# start of Source records

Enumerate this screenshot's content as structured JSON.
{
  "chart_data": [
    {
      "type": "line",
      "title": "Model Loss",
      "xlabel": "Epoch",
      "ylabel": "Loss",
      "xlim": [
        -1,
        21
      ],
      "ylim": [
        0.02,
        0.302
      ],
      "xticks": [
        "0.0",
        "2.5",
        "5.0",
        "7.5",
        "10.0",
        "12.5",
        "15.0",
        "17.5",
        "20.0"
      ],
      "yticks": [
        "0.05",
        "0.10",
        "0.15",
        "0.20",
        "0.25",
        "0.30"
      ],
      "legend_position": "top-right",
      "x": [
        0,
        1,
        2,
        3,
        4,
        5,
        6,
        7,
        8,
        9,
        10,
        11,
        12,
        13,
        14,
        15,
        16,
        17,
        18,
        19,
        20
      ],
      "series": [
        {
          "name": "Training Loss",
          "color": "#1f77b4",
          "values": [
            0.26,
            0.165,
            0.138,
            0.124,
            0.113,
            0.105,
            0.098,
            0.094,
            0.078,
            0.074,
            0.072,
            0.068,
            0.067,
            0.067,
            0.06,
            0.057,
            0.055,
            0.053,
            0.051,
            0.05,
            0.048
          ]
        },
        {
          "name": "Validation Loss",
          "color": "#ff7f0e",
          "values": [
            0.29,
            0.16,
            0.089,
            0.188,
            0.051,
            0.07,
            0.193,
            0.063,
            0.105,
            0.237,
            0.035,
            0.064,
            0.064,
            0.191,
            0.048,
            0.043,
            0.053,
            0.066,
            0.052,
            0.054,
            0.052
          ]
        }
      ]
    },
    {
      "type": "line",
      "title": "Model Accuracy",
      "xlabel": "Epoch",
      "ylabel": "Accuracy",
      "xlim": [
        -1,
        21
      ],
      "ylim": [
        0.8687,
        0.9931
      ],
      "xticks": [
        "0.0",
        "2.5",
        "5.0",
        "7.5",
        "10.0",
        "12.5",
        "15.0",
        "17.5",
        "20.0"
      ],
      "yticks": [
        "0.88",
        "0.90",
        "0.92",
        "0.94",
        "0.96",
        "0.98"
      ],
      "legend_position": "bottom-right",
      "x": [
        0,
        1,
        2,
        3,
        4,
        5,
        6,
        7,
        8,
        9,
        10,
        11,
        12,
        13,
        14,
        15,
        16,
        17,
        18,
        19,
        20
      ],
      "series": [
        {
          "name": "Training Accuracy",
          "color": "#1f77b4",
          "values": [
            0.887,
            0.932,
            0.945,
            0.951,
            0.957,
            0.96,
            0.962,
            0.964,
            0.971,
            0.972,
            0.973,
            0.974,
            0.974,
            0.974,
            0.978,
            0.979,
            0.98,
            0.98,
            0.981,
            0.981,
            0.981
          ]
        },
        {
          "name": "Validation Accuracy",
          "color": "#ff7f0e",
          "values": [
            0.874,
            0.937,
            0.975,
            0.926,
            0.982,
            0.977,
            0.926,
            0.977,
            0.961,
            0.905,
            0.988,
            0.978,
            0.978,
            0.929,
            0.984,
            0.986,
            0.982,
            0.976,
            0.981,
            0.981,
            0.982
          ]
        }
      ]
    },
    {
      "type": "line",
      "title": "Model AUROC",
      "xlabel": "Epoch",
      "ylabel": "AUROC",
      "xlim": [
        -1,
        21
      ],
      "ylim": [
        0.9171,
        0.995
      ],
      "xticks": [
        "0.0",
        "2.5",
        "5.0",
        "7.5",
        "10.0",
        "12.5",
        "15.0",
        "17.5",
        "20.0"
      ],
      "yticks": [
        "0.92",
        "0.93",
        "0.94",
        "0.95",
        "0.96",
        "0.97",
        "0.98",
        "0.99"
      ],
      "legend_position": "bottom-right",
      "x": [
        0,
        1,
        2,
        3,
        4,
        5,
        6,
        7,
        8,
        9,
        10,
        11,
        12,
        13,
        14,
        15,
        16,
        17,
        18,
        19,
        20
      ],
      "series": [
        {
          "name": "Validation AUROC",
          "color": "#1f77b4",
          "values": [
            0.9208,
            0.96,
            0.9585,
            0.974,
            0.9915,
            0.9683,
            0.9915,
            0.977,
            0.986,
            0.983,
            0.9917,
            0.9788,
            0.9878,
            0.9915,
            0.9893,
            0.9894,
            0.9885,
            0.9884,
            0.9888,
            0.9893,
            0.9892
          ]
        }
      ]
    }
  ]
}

# end of Source records

Problem to solve
Extract every line above that contains the word "Accuracy".

Response below
      "title": "Model Accuracy",
      "ylabel": "Accuracy",
          "name": "Training Accuracy",
          "name": "Validation Accuracy",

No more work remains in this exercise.